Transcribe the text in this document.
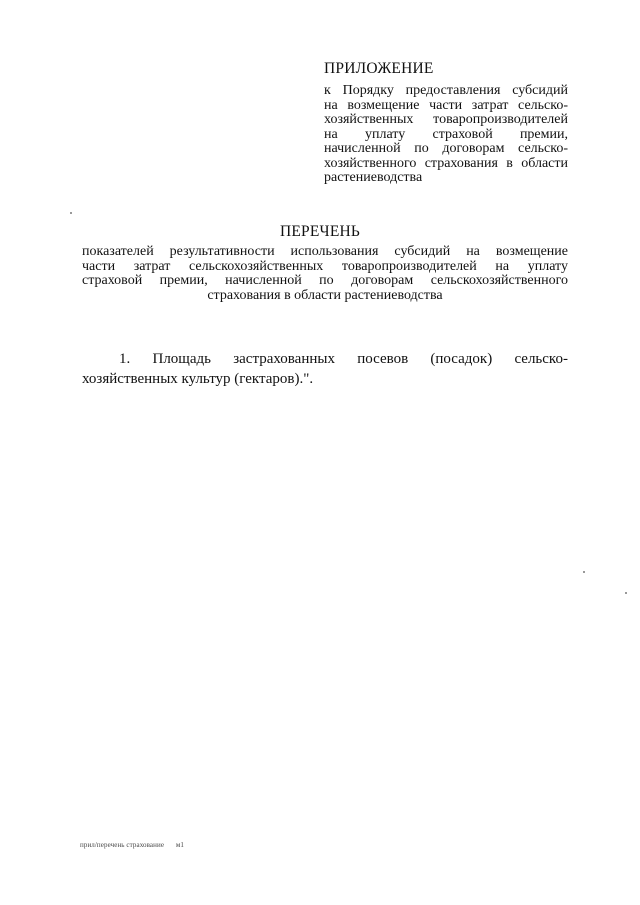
ПРИЛОЖЕНИЕ
к Порядку предоставления субсидий
на возмещение части затрат сельско-
хозяйственных товаропроизводителей
на уплату страховой премии,
начисленной по договорам сельско-
хозяйственного страхования в области
растениеводства
ПЕРЕЧЕНЬ
показателей результативности использования субсидий на возмещение
части затрат сельскохозяйственных товаропроизводителей на уплату
страховой премии, начисленной по договорам сельскохозяйственного
страхования в области растениеводства
1. Площадь застрахованных посевов (посадок) сельско-
хозяйственных культур (гектаров).".
прил/перечень страхование м1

====

What the exercise asks:
Set down all the entries exactly as they appear, but skip any pictures.

Full answer:
Transcribe the text in this document.
ПРИЛОЖЕНИЕ
к Порядку предоставления субсидий
на возмещение части затрат сельско-
хозяйственных товаропроизводителей
на уплату страховой премии,
начисленной по договорам сельско-
хозяйственного страхования в области
растениеводства
ПЕРЕЧЕНЬ
показателей результативности использования субсидий на возмещение
части затрат сельскохозяйственных товаропроизводителей на уплату
страховой премии, начисленной по договорам сельскохозяйственного
страхования в области растениеводства
1. Площадь застрахованных посевов (посадок) сельско-
хозяйственных культур (гектаров).".
прил/перечень страхование м1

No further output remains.